Problem 1
Write out the lines of the listing verbatim, from its first line up to and including the line that contains "author-name: Hervé Goëau".

The Royal Apartments
Grand Staircase
The ground slopes away rather quickly on the eastern side of the site and the builders had to cut away part of the side of the hill to accommodate the buildings. Most of what survives is actually one or two floors below the level of the Central Court. How high the buildings rose above the court is unknown but it is clear from Evans excavations that there must have been at least one storey.
The Grand Staircase is located at about the middle of the east side of the Central Court and presumably was entered from it (although no trace of an opening has survived). There were at least five flights of broad, gypsum stairs, the lowest two resting on solid earth and the others on wooden beams supported by wooden columns. There was a light-well immediately adjacent on the east, which opened onto a lobby, the Hall of the Colonnades (opposite right), on each of the lower floors. The walls were decorated with painted murals including bands of running spirals—superimposed by full-sized replicas of the characteristic Minoan ‘figure eight’ shields in the case of the upper hall. As well as practical weapons of war, such shields were evidently powerful religious symbols representing the Young God. The staircase was heavily restored by Evans but, in large part, this was done for structural reasons to replace the wooden columns, which had long since rotted away, with concrete versions.

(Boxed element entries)
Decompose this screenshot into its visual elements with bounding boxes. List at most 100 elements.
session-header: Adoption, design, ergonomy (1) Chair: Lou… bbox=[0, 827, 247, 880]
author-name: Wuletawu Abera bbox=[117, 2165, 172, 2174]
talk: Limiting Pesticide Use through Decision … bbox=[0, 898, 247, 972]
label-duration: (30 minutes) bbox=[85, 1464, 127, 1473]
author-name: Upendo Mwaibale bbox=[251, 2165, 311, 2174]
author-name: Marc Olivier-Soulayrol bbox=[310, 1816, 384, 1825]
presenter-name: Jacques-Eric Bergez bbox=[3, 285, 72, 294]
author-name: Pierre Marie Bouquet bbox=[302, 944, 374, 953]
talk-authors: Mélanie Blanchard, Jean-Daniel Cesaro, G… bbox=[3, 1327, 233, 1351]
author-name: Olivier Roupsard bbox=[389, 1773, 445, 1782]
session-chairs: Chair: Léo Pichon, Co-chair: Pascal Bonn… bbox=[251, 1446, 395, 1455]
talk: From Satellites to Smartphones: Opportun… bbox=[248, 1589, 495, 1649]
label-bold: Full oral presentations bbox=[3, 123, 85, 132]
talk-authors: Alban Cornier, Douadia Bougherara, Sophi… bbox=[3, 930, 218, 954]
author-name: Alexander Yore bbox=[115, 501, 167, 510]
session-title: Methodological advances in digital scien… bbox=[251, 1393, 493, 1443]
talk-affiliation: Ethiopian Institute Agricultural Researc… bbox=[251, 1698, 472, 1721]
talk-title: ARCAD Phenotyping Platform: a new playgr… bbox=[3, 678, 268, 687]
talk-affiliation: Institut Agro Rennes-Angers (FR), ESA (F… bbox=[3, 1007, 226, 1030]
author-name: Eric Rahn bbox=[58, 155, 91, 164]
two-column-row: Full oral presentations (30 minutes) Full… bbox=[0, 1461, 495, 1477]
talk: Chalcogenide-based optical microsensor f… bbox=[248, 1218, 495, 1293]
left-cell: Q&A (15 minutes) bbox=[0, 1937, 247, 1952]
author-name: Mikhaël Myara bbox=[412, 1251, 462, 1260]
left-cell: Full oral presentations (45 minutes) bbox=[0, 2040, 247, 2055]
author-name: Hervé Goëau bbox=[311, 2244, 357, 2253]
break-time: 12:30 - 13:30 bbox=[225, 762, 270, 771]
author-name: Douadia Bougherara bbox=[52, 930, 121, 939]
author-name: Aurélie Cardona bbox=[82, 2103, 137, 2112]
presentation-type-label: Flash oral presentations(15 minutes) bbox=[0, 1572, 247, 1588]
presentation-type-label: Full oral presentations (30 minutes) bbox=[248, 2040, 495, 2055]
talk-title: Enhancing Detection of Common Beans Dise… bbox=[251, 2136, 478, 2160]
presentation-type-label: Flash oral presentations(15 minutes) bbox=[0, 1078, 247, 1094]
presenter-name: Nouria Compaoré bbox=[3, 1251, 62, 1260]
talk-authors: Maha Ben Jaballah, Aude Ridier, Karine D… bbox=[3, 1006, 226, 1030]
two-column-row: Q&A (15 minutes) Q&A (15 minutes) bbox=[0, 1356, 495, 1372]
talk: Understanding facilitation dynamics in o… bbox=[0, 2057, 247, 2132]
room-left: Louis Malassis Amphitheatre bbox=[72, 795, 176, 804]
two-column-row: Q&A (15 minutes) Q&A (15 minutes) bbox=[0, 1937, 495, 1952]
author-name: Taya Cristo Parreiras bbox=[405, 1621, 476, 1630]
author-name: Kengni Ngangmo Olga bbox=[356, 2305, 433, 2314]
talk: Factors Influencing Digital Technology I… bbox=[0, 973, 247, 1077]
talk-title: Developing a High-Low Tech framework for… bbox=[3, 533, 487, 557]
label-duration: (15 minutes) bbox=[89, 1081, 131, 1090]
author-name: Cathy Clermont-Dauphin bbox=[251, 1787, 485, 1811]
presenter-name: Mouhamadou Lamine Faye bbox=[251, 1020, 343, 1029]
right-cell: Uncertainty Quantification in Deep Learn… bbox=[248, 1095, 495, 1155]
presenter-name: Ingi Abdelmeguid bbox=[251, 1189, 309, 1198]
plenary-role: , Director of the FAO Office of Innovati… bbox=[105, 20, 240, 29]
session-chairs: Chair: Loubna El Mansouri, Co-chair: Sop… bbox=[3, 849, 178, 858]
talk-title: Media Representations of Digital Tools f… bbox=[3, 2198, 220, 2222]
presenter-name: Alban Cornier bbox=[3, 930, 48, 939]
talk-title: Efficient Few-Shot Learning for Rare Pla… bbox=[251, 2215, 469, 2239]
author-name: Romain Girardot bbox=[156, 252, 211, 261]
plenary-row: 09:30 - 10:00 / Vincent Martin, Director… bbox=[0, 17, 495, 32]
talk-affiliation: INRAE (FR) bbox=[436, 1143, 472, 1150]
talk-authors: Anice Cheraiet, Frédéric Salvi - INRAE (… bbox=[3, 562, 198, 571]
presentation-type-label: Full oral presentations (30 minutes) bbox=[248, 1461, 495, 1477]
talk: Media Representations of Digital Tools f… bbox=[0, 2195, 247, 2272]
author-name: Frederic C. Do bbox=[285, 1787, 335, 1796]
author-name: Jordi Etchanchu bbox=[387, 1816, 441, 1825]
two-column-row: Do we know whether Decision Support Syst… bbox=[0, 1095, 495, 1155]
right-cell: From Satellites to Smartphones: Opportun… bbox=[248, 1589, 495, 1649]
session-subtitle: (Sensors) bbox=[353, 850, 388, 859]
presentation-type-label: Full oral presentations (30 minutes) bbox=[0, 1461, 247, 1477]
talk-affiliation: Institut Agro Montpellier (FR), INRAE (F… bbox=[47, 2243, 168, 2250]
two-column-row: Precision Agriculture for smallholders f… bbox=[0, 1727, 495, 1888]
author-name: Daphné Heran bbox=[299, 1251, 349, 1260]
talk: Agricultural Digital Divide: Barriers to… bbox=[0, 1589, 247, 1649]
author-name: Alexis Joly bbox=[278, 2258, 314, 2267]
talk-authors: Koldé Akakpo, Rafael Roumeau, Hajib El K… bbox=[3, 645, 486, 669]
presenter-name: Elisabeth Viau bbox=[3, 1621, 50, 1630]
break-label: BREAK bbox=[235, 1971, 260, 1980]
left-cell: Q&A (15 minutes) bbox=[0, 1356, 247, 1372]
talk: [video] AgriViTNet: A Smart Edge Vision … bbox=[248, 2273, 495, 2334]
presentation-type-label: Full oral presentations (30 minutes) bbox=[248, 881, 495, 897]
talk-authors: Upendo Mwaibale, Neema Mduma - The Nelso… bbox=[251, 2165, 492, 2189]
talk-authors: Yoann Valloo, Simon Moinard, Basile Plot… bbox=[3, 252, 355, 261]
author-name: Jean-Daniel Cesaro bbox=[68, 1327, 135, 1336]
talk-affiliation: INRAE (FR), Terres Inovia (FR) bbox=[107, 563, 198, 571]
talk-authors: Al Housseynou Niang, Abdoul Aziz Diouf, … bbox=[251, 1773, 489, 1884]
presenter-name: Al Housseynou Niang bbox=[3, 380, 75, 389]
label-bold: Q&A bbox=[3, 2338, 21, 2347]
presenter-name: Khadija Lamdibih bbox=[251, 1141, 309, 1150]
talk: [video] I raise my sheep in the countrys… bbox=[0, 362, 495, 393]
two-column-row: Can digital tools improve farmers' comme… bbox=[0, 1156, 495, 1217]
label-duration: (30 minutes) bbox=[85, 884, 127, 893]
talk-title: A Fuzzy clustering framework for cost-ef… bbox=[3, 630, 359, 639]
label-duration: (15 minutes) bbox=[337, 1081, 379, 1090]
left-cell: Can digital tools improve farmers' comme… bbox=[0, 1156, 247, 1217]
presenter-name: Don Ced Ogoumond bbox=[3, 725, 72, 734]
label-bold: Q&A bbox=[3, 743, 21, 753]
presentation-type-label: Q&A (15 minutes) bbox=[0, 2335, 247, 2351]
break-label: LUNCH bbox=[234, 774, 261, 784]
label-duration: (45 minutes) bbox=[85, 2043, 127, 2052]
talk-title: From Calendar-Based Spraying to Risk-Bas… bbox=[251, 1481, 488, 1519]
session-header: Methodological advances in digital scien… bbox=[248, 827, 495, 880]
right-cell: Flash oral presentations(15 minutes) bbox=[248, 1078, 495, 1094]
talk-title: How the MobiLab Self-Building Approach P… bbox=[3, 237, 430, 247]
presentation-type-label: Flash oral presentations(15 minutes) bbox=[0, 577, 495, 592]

Problem 2
Reproduce the passage of the text on the Royal Apartments from "The Royal Apartments" up to and including "least one storey." word for word.

Complete answer 1
Decompose this screenshot into its visual elements with bounding boxes. List at most 100 elements.
session-header: Adoption, design, ergonomy (1) Chair: Lou… bbox=[0, 827, 247, 880]
author-name: Wuletawu Abera bbox=[117, 2165, 172, 2174]
talk: Limiting Pesticide Use through Decision … bbox=[0, 898, 247, 972]
label-duration: (30 minutes) bbox=[85, 1464, 127, 1473]
author-name: Upendo Mwaibale bbox=[251, 2165, 311, 2174]
author-name: Marc Olivier-Soulayrol bbox=[310, 1816, 384, 1825]
presenter-name: Jacques-Eric Bergez bbox=[3, 285, 72, 294]
author-name: Pierre Marie Bouquet bbox=[302, 944, 374, 953]
talk-authors: Mélanie Blanchard, Jean-Daniel Cesaro, G… bbox=[3, 1327, 233, 1351]
author-name: Olivier Roupsard bbox=[389, 1773, 445, 1782]
session-chairs: Chair: Léo Pichon, Co-chair: Pascal Bonn… bbox=[251, 1446, 395, 1455]
talk: From Satellites to Smartphones: Opportun… bbox=[248, 1589, 495, 1649]
label-bold: Full oral presentations bbox=[3, 123, 85, 132]
talk-authors: Alban Cornier, Douadia Bougherara, Sophi… bbox=[3, 930, 218, 954]
author-name: Alexander Yore bbox=[115, 501, 167, 510]
session-title: Methodological advances in digital scien… bbox=[251, 1393, 493, 1443]
talk-affiliation: Ethiopian Institute Agricultural Researc… bbox=[251, 1698, 472, 1721]
talk-title: ARCAD Phenotyping Platform: a new playgr… bbox=[3, 678, 268, 687]
talk-affiliation: Institut Agro Rennes-Angers (FR), ESA (F… bbox=[3, 1007, 226, 1030]
author-name: Eric Rahn bbox=[58, 155, 91, 164]
two-column-row: Full oral presentations (30 minutes) Full… bbox=[0, 1461, 495, 1477]
talk: Chalcogenide-based optical microsensor f… bbox=[248, 1218, 495, 1293]
left-cell: Q&A (15 minutes) bbox=[0, 1937, 247, 1952]
author-name: Mikhaël Myara bbox=[412, 1251, 462, 1260]
left-cell: Full oral presentations (45 minutes) bbox=[0, 2040, 247, 2055]
author-name: Hervé Goëau bbox=[311, 2244, 357, 2253]

Complete answer 2
The Royal Apartments
Grand Staircase
The ground slopes away rather quickly on the eastern side of the site and the builders had to cut away part of the side of the hill to accommodate the buildings. Most of what survives is actually one or two floors below the level of the Central Court. How high the buildings rose above the court is unknown but it is clear from Evans excavations that there must have been at least one storey.